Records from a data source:
---
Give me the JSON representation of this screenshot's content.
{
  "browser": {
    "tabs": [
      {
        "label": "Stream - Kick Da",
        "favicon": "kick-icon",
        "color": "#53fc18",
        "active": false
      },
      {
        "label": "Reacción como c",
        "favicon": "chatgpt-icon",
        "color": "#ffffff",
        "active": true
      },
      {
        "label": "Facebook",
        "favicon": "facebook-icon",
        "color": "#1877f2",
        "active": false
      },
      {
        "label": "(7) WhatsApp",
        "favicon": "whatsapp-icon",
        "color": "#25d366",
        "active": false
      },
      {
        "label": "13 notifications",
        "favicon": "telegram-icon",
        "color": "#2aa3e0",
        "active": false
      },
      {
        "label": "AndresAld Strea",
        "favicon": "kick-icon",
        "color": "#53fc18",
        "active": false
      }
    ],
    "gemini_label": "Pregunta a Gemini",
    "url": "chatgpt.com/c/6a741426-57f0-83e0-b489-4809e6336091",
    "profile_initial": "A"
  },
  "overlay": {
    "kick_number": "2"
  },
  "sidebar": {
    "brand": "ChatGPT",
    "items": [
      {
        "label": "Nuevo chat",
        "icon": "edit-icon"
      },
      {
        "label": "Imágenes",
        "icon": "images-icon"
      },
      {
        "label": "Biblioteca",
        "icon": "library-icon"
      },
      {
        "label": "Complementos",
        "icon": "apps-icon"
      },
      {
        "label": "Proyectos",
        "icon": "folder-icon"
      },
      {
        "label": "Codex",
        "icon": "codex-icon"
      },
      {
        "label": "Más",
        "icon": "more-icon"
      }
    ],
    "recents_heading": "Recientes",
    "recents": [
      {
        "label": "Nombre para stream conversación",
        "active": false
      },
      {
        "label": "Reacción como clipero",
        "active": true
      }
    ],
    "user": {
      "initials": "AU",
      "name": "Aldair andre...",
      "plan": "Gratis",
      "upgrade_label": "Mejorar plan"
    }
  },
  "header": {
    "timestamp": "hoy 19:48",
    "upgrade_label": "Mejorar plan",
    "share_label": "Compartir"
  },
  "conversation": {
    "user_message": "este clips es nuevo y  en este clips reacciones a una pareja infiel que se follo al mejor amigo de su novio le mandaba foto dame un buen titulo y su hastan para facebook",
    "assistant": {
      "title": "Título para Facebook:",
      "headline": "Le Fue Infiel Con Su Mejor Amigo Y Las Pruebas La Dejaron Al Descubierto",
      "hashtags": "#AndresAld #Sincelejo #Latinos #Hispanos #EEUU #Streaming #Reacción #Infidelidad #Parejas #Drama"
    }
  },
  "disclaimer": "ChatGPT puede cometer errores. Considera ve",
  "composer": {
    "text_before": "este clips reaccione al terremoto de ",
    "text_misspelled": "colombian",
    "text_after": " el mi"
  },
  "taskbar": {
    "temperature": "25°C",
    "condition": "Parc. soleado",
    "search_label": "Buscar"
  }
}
---
*Exercise prompt*: After reading the entries, reproduce every one of them exactly.

*Output of the exercise*:
Give me the JSON representation of this screenshot's content.
{
  "browser": {
    "tabs": [
      {
        "label": "Stream - Kick Da",
        "favicon": "kick-icon",
        "color": "#53fc18",
        "active": false
      },
      {
        "label": "Reacción como c",
        "favicon": "chatgpt-icon",
        "color": "#ffffff",
        "active": true
      },
      {
        "label": "Facebook",
        "favicon": "facebook-icon",
        "color": "#1877f2",
        "active": false
      },
      {
        "label": "(7) WhatsApp",
        "favicon": "whatsapp-icon",
        "color": "#25d366",
        "active": false
      },
      {
        "label": "13 notifications",
        "favicon": "telegram-icon",
        "color": "#2aa3e0",
        "active": false
      },
      {
        "label": "AndresAld Strea",
        "favicon": "kick-icon",
        "color": "#53fc18",
        "active": false
      }
    ],
    "gemini_label": "Pregunta a Gemini",
    "url": "chatgpt.com/c/6a741426-57f0-83e0-b489-4809e6336091",
    "profile_initial": "A"
  },
  "overlay": {
    "kick_number": "2"
  },
  "sidebar": {
    "brand": "ChatGPT",
    "items": [
      {
        "label": "Nuevo chat",
        "icon": "edit-icon"
      },
      {
        "label": "Imágenes",
        "icon": "images-icon"
      },
      {
        "label": "Biblioteca",
        "icon": "library-icon"
      },
      {
        "label": "Complementos",
        "icon": "apps-icon"
      },
      {
        "label": "Proyectos",
        "icon": "folder-icon"
      },
      {
        "label": "Codex",
        "icon": "codex-icon"
      },
      {
        "label": "Más",
        "icon": "more-icon"
      }
    ],
    "recents_heading": "Recientes",
    "recents": [
      {
        "label": "Nombre para stream conversación",
        "active": false
      },
      {
        "label": "Reacción como clipero",
        "active": true
      }
    ],
    "user": {
      "initials": "AU",
      "name": "Aldair andre...",
      "plan": "Gratis",
      "upgrade_label": "Mejorar plan"
    }
  },
  "header": {
    "timestamp": "hoy 19:48",
    "upgrade_label": "Mejorar plan",
    "share_label": "Compartir"
  },
  "conversation": {
    "user_message": "este clips es nuevo y  en este clips reacciones a una pareja infiel que se follo al mejor amigo de su novio le mandaba foto dame un buen titulo y su hastan para facebook",
    "assistant": {
      "title": "Título para Facebook:",
      "headline": "Le Fue Infiel Con Su Mejor Amigo Y Las Pruebas La Dejaron Al Descubierto",
      "hashtags": "#AndresAld #Sincelejo #Latinos #Hispanos #EEUU #Streaming #Reacción #Infidelidad #Parejas #Drama"
    }
  },
  "disclaimer": "ChatGPT puede cometer errores. Considera ve",
  "composer": {
    "text_before": "este clips reaccione al terremoto de ",
    "text_misspelled": "colombian",
    "text_after": " el mi"
  },
  "taskbar": {
    "temperature": "25°C",
    "condition": "Parc. soleado",
    "search_label": "Buscar"
  }
}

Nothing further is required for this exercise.